> To be done: Without the pictures, set down every line of the data exactly.

------ Data provided

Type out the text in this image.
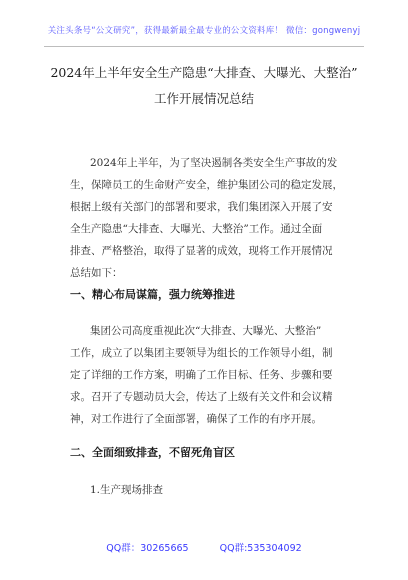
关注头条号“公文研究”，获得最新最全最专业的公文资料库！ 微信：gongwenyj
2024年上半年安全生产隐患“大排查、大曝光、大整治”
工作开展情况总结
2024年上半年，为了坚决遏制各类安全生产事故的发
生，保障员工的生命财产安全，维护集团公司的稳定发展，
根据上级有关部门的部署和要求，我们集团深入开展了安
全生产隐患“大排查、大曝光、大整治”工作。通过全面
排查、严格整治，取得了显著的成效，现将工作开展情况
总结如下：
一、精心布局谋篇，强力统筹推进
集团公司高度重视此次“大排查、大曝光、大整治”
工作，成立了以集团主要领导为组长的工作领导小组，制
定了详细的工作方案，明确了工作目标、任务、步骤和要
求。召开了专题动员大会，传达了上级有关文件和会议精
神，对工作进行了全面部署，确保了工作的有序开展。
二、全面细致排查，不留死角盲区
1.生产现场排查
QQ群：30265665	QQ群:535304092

------------

> Correct result:
Type out the text in this image.
关注头条号“公文研究”，获得最新最全最专业的公文资料库！ 微信：gongwenyj
2024年上半年安全生产隐患“大排查、大曝光、大整治”
工作开展情况总结
2024年上半年，为了坚决遏制各类安全生产事故的发
生，保障员工的生命财产安全，维护集团公司的稳定发展，
根据上级有关部门的部署和要求，我们集团深入开展了安
全生产隐患“大排查、大曝光、大整治”工作。通过全面
排查、严格整治，取得了显著的成效，现将工作开展情况
总结如下：
一、精心布局谋篇，强力统筹推进
集团公司高度重视此次“大排查、大曝光、大整治”
工作，成立了以集团主要领导为组长的工作领导小组，制
定了详细的工作方案，明确了工作目标、任务、步骤和要
求。召开了专题动员大会，传达了上级有关文件和会议精
神，对工作进行了全面部署，确保了工作的有序开展。
二、全面细致排查，不留死角盲区
1.生产现场排查
QQ群：30265665	QQ群:535304092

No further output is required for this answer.